--- Start Excerpt provided ---

China Energy Recovery Inc. Enters Into Two Loan Agreements and Share Repurchase Program
SHANGHAI, Jan. 8, 2011 /PRNewswire-Asia/ — China Energy Recovery Inc. (CGYV.PK) (“CER”), an international leader in the design, fabrication and installation of waste heat recovery systems, today announced it has entered into two loan agreements and the share repurchase program.
On December 29, 2011, CER Energy Recovery (Shanghai) Co., Ltd. (“CER Shanghai”), a wholly-owned subsidiary of CER, borrowed $1,057,682 (RMB 6,680,000) from Industrial and Commercial Bank of China Limited, Zhangjiang Branch. The loan carries an annual interest rate of 6.405%. The term of the loan is six months commencing from December 29, 2011 to June 28, 2012. The loan is secured by a pledge of several bank acceptance notes owned by CER Shanghai in the amount of $1,176,433 (RMB 7,430,000).
Also in December, 2011, CER Shanghai agreed to borrow $789,639 (RMB 5,000,000) from Shanghai Pudong Zhanjiang Micro-credit Co., Ltd. The loan is secured by a mortgage of a building in Shanghai, which is held by Jiangsu SOPO (Group) Company Limited and guaranteed by Mr. Qinghuan Wu, the Chairman and Chief Executive Office of CER. The loan carries an annual interest rate of 12% and the due date of the loan is June 9, 2012.
The loan was drawn down in two installments, with $315,353 (RMB 2,000,000) and $474,286 (RMB 3,000,000) being drawn down on December 15, 2011 and December 22, 2011, respectively.
On December 22, 2011, CER announced that the Board of Directors has authorized a share repurchase program of up to $500,000. The funding for the repurchases will be from cash on hand.
The Board of Directors considered a number of options for the use of the current cash available to CER and the anticipated cash flow and various capital needs over the near term, and believed that initiation of a share repurchase program at this time provides flexibility to enhance shareholder value relative to the current stock price
The manner, price, number and timing of the share repurchases will be subject to a variety of conditions, including market conditions and applicable U.S. Securities and Exchange Commission rules and regulations. CER expects that the shares will be purchased from time to time, through privately negotiated transactions or open market transactions, or otherwise. The share repurchase program may be suspended, modified or discontinued at any time, at the full discretion of CER, without prior notice. CER may determine not to use the full amount of funds available or may determine to increase the funds available for the repurchase program
What is Waste Heat Energy Recovery?

--- End Excerpt provided ---

- **Parts of the exercise**
1: In the press release on China Energy Recovery's loans, what annual interest rate does the loan from Shanghai Pudong Zhanjiang Micro-credit Co., Ltd. carry?
2: Render this sentence from the China Energy Recovery press release in Spanish: "The funding for the repurchases will be from cash on hand."
3: From the China Energy Recovery press release, reproduce word for word the stretch from "China Energy Recovery Inc. Enters" through "of $1,176,433 (RMB 7,430,000).".

--- Start Record list ---

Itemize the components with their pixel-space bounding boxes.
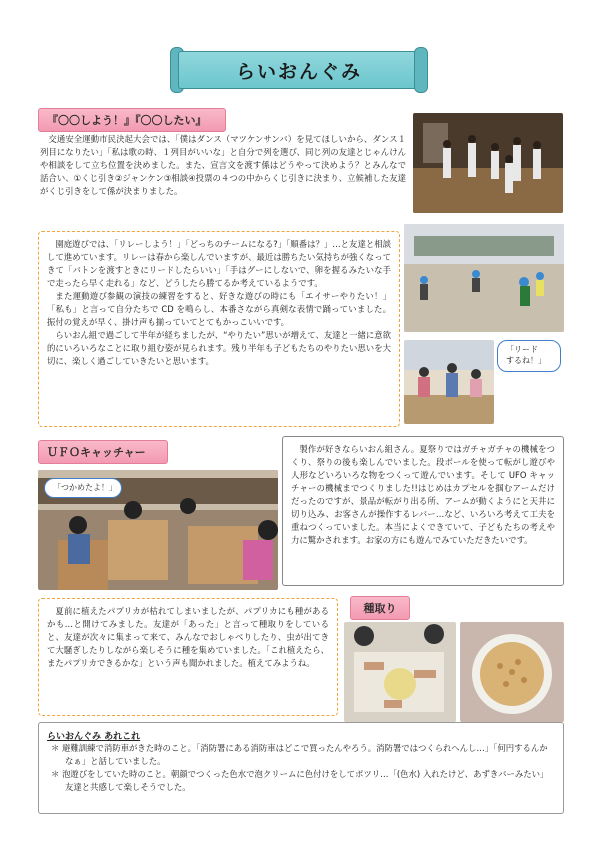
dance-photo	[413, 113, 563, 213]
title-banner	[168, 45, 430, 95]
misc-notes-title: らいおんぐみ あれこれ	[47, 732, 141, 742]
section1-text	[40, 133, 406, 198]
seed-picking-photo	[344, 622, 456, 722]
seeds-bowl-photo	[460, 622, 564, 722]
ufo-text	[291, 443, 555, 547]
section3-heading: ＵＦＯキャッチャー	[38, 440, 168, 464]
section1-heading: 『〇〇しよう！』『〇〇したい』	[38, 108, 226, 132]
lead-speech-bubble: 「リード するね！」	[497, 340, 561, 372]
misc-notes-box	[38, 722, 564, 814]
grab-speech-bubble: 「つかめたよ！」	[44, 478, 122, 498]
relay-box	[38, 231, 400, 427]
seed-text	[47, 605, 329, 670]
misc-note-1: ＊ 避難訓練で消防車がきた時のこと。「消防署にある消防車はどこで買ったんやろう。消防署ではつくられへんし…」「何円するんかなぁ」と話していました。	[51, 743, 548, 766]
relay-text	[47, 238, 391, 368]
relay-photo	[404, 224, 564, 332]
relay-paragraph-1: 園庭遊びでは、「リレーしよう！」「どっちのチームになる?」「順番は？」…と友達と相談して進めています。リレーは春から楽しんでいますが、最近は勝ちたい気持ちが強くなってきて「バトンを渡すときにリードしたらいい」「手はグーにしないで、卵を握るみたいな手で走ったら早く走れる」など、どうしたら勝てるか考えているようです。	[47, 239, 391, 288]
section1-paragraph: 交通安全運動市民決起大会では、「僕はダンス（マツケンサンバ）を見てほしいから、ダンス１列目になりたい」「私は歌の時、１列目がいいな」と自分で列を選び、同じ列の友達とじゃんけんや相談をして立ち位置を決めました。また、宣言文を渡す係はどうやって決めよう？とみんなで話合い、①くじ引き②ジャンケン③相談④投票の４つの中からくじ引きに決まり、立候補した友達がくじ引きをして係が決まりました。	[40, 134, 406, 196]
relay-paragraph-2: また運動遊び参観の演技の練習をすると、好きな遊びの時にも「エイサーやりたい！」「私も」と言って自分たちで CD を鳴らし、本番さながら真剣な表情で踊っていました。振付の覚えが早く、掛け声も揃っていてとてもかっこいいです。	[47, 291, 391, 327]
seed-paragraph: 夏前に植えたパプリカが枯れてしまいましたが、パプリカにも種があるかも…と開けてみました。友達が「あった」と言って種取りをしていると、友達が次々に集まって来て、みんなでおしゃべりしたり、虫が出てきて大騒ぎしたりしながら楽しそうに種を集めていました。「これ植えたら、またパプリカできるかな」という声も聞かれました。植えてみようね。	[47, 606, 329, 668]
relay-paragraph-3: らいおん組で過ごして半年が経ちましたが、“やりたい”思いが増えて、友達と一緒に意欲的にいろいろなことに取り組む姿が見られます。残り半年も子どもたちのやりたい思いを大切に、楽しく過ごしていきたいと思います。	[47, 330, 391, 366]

--- End Record list ---

- **The responses**
1: 12%

2: La financiación de las recompras provendrá del efectivo disponible.

3:
China Energy Recovery Inc. Enters Into Two Loan Agreements and Share Repurchase Program
SHANGHAI, Jan. 8, 2011 /PRNewswire-Asia/ — China Energy Recovery Inc. (CGYV.PK) (“CER”), an international leader in the design, fabrication and installation of waste heat recovery systems, today announced it has entered into two loan agreements and the share repurchase program.
On December 29, 2011, CER Energy Recovery (Shanghai) Co., Ltd. (“CER Shanghai”), a wholly-owned subsidiary of CER, borrowed $1,057,682 (RMB 6,680,000) from Industrial and Commercial Bank of China Limited, Zhangjiang Branch. The loan carries an annual interest rate of 6.405%. The term of the loan is six months commencing from December 29, 2011 to June 28, 2012. The loan is secured by a pledge of several bank acceptance notes owned by CER Shanghai in the amount of $1,176,433 (RMB 7,430,000).